WORK TO DO:
Rewrite all of the material below, switching every "staticText" to "textLabel" and leaving everything else unchanged.

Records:
-- Begin --
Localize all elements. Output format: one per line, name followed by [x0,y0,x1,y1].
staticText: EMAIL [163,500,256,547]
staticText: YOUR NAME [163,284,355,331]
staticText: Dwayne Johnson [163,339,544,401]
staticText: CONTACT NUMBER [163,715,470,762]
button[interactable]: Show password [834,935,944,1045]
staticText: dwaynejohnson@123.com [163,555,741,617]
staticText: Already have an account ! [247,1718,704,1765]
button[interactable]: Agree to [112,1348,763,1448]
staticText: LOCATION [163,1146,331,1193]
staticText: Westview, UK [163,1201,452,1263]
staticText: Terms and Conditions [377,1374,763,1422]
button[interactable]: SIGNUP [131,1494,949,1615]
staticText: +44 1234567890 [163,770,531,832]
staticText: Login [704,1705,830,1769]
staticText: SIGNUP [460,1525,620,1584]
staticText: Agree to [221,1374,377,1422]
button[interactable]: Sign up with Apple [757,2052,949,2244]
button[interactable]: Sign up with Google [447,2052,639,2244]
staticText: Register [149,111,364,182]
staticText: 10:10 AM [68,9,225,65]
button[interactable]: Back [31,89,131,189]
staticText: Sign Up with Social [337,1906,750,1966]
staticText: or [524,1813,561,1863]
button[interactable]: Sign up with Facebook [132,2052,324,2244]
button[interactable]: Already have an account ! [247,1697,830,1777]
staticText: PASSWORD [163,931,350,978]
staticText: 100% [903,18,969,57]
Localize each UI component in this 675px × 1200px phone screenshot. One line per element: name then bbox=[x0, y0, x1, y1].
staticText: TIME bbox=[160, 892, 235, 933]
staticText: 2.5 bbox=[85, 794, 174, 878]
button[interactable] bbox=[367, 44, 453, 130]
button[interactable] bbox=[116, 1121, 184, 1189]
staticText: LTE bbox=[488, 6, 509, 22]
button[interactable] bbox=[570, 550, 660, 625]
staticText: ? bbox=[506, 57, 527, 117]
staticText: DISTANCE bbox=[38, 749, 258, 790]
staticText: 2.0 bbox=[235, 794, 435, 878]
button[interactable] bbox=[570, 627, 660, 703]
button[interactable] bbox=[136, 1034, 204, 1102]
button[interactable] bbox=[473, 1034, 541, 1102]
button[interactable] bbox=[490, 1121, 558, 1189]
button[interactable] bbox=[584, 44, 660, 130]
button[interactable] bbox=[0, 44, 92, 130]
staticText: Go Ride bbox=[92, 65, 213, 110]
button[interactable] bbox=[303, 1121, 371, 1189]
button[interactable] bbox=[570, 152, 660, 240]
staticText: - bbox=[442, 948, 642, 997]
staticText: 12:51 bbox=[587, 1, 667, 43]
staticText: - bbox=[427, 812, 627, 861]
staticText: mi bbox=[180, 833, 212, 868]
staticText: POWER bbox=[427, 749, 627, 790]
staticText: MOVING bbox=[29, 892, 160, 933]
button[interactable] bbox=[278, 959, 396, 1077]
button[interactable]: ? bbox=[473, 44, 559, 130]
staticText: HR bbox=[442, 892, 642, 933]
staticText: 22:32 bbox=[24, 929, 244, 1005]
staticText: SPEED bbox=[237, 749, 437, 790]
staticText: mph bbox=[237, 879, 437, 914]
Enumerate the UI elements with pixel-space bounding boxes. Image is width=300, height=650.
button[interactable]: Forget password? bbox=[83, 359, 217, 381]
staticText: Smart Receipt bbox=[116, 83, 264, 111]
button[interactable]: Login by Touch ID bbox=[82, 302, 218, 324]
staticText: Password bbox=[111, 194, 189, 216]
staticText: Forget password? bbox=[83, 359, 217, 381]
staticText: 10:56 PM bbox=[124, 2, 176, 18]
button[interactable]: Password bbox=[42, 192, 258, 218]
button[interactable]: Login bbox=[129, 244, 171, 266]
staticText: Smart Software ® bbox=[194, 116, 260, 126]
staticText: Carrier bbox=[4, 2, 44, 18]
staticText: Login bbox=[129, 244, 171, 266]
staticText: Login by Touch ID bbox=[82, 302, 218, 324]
-- End --
FULL SOLUTION:
Localize all elements. Output format: one per line, name followed by [x0,y0,x1,y1].
textLabel: EMAIL [163,500,256,547]
textLabel: YOUR NAME [163,284,355,331]
textLabel: Dwayne Johnson [163,339,544,401]
textLabel: CONTACT NUMBER [163,715,470,762]
button[interactable]: Show password [834,935,944,1045]
textLabel: dwaynejohnson@123.com [163,555,741,617]
textLabel: Already have an account ! [247,1718,704,1765]
button[interactable]: Agree to [112,1348,763,1448]
textLabel: LOCATION [163,1146,331,1193]
textLabel: Westview, UK [163,1201,452,1263]
textLabel: Terms and Conditions [377,1374,763,1422]
button[interactable]: SIGNUP [131,1494,949,1615]
textLabel: +44 1234567890 [163,770,531,832]
textLabel: Login [704,1705,830,1769]
textLabel: SIGNUP [460,1525,620,1584]
textLabel: Agree to [221,1374,377,1422]
button[interactable]: Sign up with Apple [757,2052,949,2244]
button[interactable]: Sign up with Google [447,2052,639,2244]
textLabel: Register [149,111,364,182]
textLabel: 10:10 AM [68,9,225,65]
button[interactable]: Back [31,89,131,189]
textLabel: Sign Up with Social [337,1906,750,1966]
textLabel: or [524,1813,561,1863]
button[interactable]: Sign up with Facebook [132,2052,324,2244]
button[interactable]: Already have an account ! [247,1697,830,1777]
textLabel: PASSWORD [163,931,350,978]
textLabel: 100% [903,18,969,57]
Localize each UI component in this 675px × 1200px phone screenshot. One line per element: name then bbox=[x0, y0, x1, y1].
textLabel: TIME bbox=[160, 892, 235, 933]
textLabel: 2.5 bbox=[85, 794, 174, 878]
button[interactable] bbox=[367, 44, 453, 130]
button[interactable] bbox=[116, 1121, 184, 1189]
textLabel: LTE bbox=[488, 6, 509, 22]
button[interactable] bbox=[570, 550, 660, 625]
textLabel: ? bbox=[506, 57, 527, 117]
textLabel: DISTANCE bbox=[38, 749, 258, 790]
textLabel: 2.0 bbox=[235, 794, 435, 878]
button[interactable] bbox=[570, 627, 660, 703]
button[interactable] bbox=[136, 1034, 204, 1102]
button[interactable] bbox=[473, 1034, 541, 1102]
button[interactable] bbox=[490, 1121, 558, 1189]
button[interactable] bbox=[584, 44, 660, 130]
button[interactable] bbox=[0, 44, 92, 130]
textLabel: Go Ride bbox=[92, 65, 213, 110]
button[interactable] bbox=[303, 1121, 371, 1189]
button[interactable] bbox=[570, 152, 660, 240]
textLabel: - bbox=[442, 948, 642, 997]
textLabel: 12:51 bbox=[587, 1, 667, 43]
textLabel: - bbox=[427, 812, 627, 861]
textLabel: mi bbox=[180, 833, 212, 868]
textLabel: POWER bbox=[427, 749, 627, 790]
textLabel: MOVING bbox=[29, 892, 160, 933]
button[interactable] bbox=[278, 959, 396, 1077]
button[interactable]: ? bbox=[473, 44, 559, 130]
textLabel: HR bbox=[442, 892, 642, 933]
textLabel: 22:32 bbox=[24, 929, 244, 1005]
textLabel: SPEED bbox=[237, 749, 437, 790]
textLabel: mph bbox=[237, 879, 437, 914]
Enumerate the UI elements with pixel-space bounding boxes. Image is width=300, height=650.
button[interactable]: Forget password? bbox=[83, 359, 217, 381]
textLabel: Smart Receipt bbox=[116, 83, 264, 111]
button[interactable]: Login by Touch ID bbox=[82, 302, 218, 324]
textLabel: Password bbox=[111, 194, 189, 216]
textLabel: Forget password? bbox=[83, 359, 217, 381]
textLabel: 10:56 PM bbox=[124, 2, 176, 18]
button[interactable]: Password bbox=[42, 192, 258, 218]
button[interactable]: Login bbox=[129, 244, 171, 266]
textLabel: Smart Software ® bbox=[194, 116, 260, 126]
textLabel: Carrier bbox=[4, 2, 44, 18]
textLabel: Login bbox=[129, 244, 171, 266]
textLabel: Login by Touch ID bbox=[82, 302, 218, 324]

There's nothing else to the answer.